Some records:
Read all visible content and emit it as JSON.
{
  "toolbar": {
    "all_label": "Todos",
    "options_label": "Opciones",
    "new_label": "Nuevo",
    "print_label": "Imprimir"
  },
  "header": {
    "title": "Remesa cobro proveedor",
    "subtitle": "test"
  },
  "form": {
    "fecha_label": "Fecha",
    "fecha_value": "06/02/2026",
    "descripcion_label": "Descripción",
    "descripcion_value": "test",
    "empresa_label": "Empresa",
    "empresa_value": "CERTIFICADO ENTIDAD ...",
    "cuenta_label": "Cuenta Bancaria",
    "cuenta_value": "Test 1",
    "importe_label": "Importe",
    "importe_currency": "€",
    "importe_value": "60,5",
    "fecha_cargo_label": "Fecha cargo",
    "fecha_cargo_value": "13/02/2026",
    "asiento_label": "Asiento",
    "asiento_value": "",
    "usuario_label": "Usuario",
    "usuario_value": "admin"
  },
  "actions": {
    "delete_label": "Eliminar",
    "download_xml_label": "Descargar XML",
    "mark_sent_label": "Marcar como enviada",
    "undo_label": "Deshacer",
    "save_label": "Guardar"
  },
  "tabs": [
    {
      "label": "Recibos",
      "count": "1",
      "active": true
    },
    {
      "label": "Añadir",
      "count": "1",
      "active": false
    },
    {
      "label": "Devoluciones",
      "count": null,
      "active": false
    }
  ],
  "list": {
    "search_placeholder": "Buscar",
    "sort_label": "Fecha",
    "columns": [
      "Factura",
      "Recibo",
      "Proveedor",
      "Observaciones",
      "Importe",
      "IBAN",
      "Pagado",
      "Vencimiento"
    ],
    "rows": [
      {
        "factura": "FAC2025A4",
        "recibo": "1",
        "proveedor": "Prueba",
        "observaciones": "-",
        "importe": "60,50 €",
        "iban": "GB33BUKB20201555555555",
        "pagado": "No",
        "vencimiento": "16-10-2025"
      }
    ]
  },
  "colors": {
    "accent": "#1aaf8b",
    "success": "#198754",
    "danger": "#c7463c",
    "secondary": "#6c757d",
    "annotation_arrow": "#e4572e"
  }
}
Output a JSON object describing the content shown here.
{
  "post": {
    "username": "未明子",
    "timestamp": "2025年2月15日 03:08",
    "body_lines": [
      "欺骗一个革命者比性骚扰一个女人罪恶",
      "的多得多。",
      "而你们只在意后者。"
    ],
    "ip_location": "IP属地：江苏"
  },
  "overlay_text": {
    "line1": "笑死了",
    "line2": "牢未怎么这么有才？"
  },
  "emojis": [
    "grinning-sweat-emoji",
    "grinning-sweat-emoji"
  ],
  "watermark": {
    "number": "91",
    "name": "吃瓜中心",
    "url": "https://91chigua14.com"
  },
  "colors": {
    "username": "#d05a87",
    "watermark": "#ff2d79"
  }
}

AIM OF THE EXERCISE —
All of the data needs to be printed once more, exactly.

THE RESPONSE —
Read all visible content and emit it as JSON.
{
  "toolbar": {
    "all_label": "Todos",
    "options_label": "Opciones",
    "new_label": "Nuevo",
    "print_label": "Imprimir"
  },
  "header": {
    "title": "Remesa cobro proveedor",
    "subtitle": "test"
  },
  "form": {
    "fecha_label": "Fecha",
    "fecha_value": "06/02/2026",
    "descripcion_label": "Descripción",
    "descripcion_value": "test",
    "empresa_label": "Empresa",
    "empresa_value": "CERTIFICADO ENTIDAD ...",
    "cuenta_label": "Cuenta Bancaria",
    "cuenta_value": "Test 1",
    "importe_label": "Importe",
    "importe_currency": "€",
    "importe_value": "60,5",
    "fecha_cargo_label": "Fecha cargo",
    "fecha_cargo_value": "13/02/2026",
    "asiento_label": "Asiento",
    "asiento_value": "",
    "usuario_label": "Usuario",
    "usuario_value": "admin"
  },
  "actions": {
    "delete_label": "Eliminar",
    "download_xml_label": "Descargar XML",
    "mark_sent_label": "Marcar como enviada",
    "undo_label": "Deshacer",
    "save_label": "Guardar"
  },
  "tabs": [
    {
      "label": "Recibos",
      "count": "1",
      "active": true
    },
    {
      "label": "Añadir",
      "count": "1",
      "active": false
    },
    {
      "label": "Devoluciones",
      "count": null,
      "active": false
    }
  ],
  "list": {
    "search_placeholder": "Buscar",
    "sort_label": "Fecha",
    "columns": [
      "Factura",
      "Recibo",
      "Proveedor",
      "Observaciones",
      "Importe",
      "IBAN",
      "Pagado",
      "Vencimiento"
    ],
    "rows": [
      {
        "factura": "FAC2025A4",
        "recibo": "1",
        "proveedor": "Prueba",
        "observaciones": "-",
        "importe": "60,50 €",
        "iban": "GB33BUKB20201555555555",
        "pagado": "No",
        "vencimiento": "16-10-2025"
      }
    ]
  },
  "colors": {
    "accent": "#1aaf8b",
    "success": "#198754",
    "danger": "#c7463c",
    "secondary": "#6c757d",
    "annotation_arrow": "#e4572e"
  }
}
Output a JSON object describing the content shown here.
{
  "post": {
    "username": "未明子",
    "timestamp": "2025年2月15日 03:08",
    "body_lines": [
      "欺骗一个革命者比性骚扰一个女人罪恶",
      "的多得多。",
      "而你们只在意后者。"
    ],
    "ip_location": "IP属地：江苏"
  },
  "overlay_text": {
    "line1": "笑死了",
    "line2": "牢未怎么这么有才？"
  },
  "emojis": [
    "grinning-sweat-emoji",
    "grinning-sweat-emoji"
  ],
  "watermark": {
    "number": "91",
    "name": "吃瓜中心",
    "url": "https://91chigua14.com"
  },
  "colors": {
    "username": "#d05a87",
    "watermark": "#ff2d79"
  }
}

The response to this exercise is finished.